#### Provided data
========

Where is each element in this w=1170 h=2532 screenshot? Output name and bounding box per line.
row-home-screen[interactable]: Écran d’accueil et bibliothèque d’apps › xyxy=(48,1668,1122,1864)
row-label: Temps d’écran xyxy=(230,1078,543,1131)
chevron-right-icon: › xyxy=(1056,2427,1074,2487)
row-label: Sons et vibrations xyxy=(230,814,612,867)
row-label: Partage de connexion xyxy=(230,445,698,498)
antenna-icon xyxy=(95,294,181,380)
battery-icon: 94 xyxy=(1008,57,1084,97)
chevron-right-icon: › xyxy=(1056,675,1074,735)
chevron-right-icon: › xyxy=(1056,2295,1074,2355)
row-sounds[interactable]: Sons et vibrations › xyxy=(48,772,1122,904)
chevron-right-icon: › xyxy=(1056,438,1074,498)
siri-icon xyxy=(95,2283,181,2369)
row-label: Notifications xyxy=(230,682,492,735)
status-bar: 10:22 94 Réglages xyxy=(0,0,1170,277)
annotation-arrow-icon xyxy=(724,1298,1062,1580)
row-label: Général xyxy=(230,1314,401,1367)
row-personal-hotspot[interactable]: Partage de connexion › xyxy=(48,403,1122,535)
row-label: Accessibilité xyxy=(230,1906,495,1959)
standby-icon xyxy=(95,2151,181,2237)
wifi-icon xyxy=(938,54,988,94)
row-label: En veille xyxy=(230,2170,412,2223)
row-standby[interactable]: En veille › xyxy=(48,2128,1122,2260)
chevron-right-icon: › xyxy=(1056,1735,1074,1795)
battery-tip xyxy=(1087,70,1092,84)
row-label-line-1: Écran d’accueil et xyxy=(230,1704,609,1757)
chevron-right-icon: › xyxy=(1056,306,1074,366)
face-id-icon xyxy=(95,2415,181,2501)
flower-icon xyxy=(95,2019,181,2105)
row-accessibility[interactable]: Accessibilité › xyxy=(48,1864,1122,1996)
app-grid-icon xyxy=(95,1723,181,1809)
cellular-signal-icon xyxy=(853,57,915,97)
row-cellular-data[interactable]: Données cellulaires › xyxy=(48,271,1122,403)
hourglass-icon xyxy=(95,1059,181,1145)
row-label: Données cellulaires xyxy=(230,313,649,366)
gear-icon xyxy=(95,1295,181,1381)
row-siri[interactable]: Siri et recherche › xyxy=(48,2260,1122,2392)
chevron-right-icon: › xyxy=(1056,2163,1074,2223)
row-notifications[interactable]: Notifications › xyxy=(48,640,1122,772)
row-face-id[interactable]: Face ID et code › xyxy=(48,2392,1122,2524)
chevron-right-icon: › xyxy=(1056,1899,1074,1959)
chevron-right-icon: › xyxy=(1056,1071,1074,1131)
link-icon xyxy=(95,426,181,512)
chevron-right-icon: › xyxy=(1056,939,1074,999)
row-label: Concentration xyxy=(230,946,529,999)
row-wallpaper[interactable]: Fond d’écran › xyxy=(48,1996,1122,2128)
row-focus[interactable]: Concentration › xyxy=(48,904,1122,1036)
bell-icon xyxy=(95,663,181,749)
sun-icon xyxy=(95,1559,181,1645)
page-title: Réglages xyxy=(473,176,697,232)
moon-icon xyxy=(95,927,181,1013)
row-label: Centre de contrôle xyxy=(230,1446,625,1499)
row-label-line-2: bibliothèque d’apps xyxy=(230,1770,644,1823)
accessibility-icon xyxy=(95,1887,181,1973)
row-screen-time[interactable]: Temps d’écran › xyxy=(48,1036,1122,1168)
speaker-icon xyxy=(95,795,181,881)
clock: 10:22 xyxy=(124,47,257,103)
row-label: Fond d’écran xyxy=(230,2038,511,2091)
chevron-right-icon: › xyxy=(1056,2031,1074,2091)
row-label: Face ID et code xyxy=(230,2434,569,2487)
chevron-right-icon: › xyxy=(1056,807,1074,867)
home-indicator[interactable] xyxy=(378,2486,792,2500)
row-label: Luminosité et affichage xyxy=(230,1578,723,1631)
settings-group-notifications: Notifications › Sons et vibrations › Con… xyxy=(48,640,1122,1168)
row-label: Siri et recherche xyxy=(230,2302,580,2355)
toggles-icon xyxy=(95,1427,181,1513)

========

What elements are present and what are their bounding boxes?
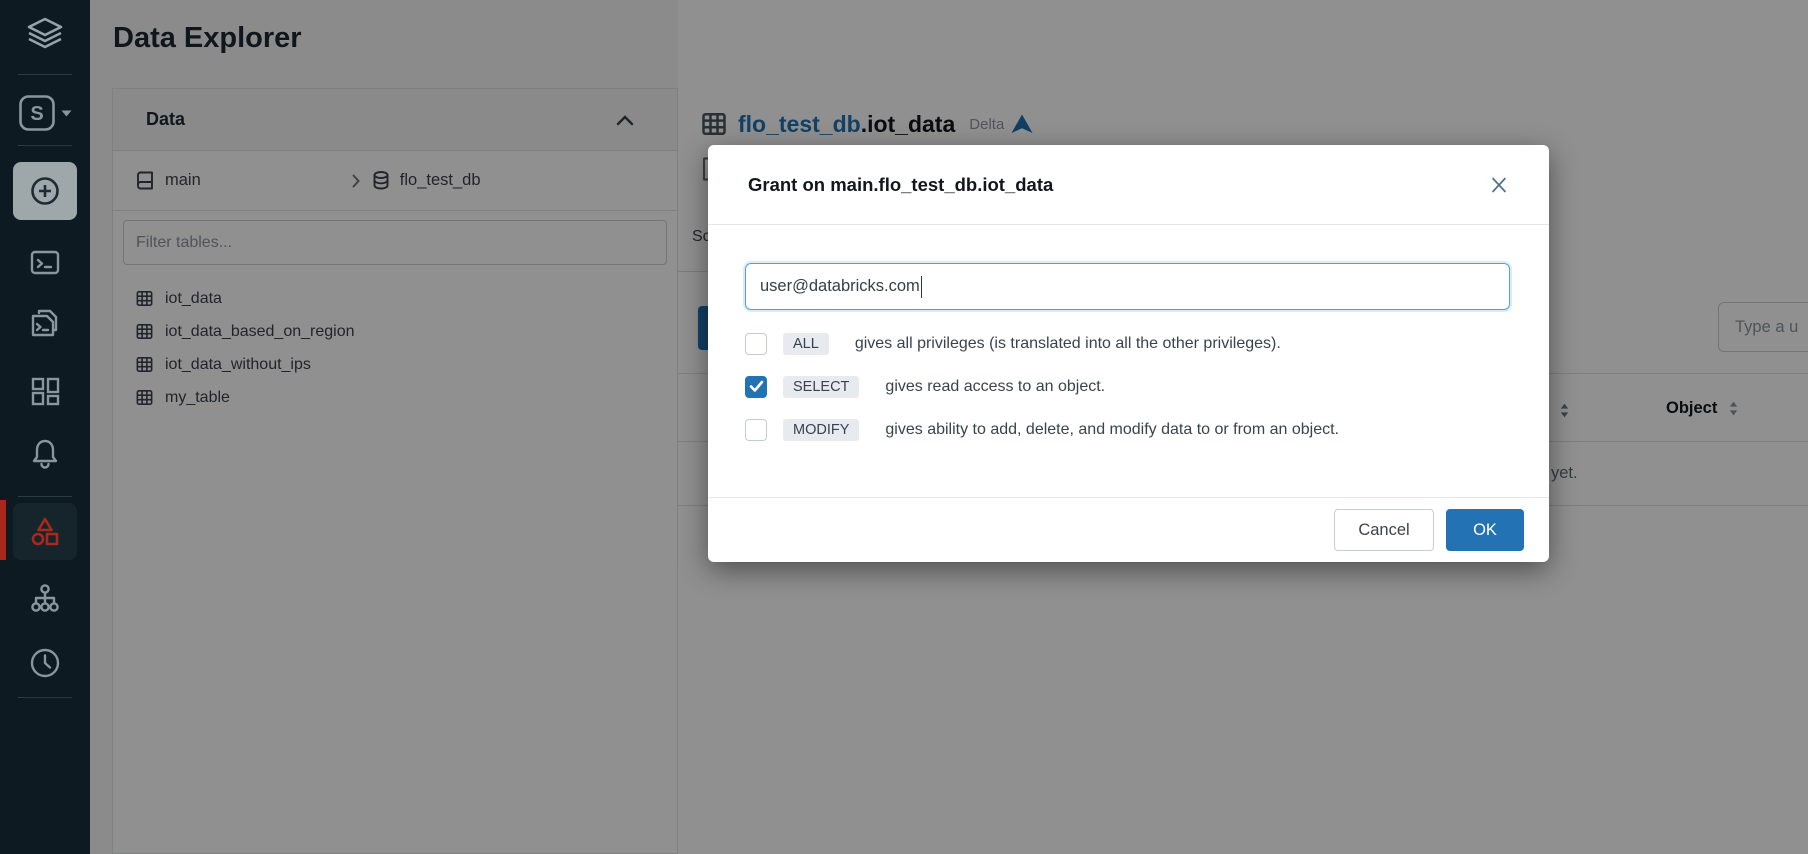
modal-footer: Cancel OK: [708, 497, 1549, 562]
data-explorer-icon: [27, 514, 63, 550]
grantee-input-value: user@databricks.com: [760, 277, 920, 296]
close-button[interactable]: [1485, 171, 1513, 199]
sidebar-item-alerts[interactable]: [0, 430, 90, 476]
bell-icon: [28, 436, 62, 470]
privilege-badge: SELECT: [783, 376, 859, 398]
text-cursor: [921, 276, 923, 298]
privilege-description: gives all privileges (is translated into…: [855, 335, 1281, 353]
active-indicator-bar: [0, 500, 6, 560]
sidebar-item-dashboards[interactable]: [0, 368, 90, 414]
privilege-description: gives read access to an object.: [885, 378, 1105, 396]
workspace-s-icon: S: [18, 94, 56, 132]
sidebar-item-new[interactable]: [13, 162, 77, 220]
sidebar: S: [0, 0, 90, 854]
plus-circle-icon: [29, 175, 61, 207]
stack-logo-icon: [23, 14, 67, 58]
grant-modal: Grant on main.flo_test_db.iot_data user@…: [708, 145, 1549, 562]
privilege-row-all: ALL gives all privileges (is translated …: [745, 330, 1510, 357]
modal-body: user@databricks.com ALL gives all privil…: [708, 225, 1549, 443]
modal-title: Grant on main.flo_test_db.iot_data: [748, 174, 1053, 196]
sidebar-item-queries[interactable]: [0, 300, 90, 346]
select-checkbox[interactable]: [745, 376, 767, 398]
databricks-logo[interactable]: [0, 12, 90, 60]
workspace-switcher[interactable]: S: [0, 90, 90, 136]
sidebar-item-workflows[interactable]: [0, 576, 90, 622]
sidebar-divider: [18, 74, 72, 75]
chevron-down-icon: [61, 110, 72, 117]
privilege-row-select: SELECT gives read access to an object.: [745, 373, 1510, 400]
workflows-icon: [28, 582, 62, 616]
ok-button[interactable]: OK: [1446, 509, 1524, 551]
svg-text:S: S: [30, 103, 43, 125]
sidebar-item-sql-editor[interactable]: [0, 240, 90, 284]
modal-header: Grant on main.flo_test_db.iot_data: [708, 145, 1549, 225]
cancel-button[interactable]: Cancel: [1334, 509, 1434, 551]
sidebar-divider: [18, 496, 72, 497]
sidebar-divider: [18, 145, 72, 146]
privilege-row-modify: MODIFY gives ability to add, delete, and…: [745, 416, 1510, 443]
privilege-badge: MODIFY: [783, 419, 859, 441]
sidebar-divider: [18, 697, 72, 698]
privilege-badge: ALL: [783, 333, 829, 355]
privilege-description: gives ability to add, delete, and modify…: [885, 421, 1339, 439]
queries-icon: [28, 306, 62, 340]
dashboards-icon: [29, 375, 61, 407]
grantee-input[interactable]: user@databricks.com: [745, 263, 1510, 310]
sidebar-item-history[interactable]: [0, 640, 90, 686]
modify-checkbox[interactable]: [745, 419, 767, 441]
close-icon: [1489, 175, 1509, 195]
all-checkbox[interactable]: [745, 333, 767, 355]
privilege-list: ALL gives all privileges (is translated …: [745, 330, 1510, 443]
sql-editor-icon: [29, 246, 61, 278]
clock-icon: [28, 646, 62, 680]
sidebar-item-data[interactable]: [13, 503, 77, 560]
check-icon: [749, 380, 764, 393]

========

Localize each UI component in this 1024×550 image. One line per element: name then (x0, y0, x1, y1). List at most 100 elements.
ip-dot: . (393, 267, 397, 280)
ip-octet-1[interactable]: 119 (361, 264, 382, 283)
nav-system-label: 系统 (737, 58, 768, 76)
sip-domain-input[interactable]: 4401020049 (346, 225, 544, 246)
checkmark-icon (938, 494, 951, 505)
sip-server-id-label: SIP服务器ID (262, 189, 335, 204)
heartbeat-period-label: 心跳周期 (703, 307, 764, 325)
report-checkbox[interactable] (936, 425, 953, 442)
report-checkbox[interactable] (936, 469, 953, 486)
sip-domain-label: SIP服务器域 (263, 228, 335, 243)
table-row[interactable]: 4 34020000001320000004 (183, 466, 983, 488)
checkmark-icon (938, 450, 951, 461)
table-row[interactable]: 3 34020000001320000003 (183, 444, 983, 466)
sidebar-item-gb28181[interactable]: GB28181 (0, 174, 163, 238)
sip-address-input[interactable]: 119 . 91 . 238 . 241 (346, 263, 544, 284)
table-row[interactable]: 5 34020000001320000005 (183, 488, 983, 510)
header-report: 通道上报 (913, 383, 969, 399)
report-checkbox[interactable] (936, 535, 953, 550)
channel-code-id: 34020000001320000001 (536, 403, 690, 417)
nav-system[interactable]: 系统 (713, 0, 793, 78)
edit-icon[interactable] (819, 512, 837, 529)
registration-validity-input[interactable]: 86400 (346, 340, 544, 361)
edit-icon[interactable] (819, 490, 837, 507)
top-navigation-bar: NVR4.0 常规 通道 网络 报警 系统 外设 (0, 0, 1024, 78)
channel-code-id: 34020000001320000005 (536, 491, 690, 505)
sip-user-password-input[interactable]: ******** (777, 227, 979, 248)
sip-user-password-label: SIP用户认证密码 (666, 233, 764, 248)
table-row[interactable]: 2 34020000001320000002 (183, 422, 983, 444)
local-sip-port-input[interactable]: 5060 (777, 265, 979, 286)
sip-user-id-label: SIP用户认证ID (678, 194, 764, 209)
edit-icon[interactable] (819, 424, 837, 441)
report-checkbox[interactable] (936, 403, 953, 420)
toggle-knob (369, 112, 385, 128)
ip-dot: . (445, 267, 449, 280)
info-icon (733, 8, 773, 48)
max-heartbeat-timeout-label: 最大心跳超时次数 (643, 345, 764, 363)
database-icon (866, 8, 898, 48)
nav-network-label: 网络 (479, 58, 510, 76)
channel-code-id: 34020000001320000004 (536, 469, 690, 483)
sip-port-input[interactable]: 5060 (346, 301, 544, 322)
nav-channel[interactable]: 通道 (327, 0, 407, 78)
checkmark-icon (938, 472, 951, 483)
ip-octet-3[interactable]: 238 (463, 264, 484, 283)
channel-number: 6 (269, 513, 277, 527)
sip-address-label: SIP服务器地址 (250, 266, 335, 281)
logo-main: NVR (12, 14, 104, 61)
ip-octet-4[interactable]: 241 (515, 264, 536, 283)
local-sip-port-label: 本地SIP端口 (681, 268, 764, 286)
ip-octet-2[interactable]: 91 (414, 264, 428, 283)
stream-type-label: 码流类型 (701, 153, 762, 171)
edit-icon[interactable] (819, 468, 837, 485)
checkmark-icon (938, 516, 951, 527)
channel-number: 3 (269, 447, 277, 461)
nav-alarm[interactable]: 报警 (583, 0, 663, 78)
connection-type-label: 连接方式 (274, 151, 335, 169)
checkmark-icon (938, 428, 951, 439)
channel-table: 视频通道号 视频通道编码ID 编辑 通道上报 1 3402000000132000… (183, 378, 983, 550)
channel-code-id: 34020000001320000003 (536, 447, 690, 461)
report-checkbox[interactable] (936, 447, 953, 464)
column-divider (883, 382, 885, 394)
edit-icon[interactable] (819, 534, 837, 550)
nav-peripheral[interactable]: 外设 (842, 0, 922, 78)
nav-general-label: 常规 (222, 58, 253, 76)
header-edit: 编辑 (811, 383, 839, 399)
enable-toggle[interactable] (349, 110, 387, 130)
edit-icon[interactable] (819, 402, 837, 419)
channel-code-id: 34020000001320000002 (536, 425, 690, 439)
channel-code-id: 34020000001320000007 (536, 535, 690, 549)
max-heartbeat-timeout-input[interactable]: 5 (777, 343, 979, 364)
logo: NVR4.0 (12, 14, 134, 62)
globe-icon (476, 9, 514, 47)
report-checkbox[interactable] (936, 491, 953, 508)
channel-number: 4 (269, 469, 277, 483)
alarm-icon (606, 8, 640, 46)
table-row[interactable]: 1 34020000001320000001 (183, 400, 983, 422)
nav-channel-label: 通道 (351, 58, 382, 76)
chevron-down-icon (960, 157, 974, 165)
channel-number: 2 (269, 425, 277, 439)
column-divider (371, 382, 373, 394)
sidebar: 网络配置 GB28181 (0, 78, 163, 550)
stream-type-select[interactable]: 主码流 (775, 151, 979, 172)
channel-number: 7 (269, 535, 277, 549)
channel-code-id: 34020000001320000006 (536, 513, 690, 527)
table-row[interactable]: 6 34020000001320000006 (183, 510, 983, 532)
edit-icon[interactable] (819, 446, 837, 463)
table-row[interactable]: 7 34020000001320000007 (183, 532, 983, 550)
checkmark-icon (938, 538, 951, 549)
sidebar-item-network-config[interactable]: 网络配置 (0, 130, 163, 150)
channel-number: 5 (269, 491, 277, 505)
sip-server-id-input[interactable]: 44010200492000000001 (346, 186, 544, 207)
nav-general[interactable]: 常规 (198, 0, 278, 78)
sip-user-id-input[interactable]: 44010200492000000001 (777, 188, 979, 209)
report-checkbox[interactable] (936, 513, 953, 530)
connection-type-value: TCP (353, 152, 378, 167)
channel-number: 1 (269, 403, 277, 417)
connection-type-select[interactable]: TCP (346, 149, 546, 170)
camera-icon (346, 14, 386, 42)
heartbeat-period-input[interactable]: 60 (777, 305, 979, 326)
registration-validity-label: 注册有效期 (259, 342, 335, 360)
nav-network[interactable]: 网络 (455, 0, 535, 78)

========

#### What is being asked
Could you quote, word for word, everything from the line containing "Where is each" down to the line containing "row-label: Temps d’écran", with both of those lines included?

#### Response to this task
Where is each element in this w=1170 h=2532 screenshot? Output name and bounding box per line.
row-home-screen[interactable]: Écran d’accueil et bibliothèque d’apps › xyxy=(48,1668,1122,1864)
row-label: Temps d’écran xyxy=(230,1078,543,1131)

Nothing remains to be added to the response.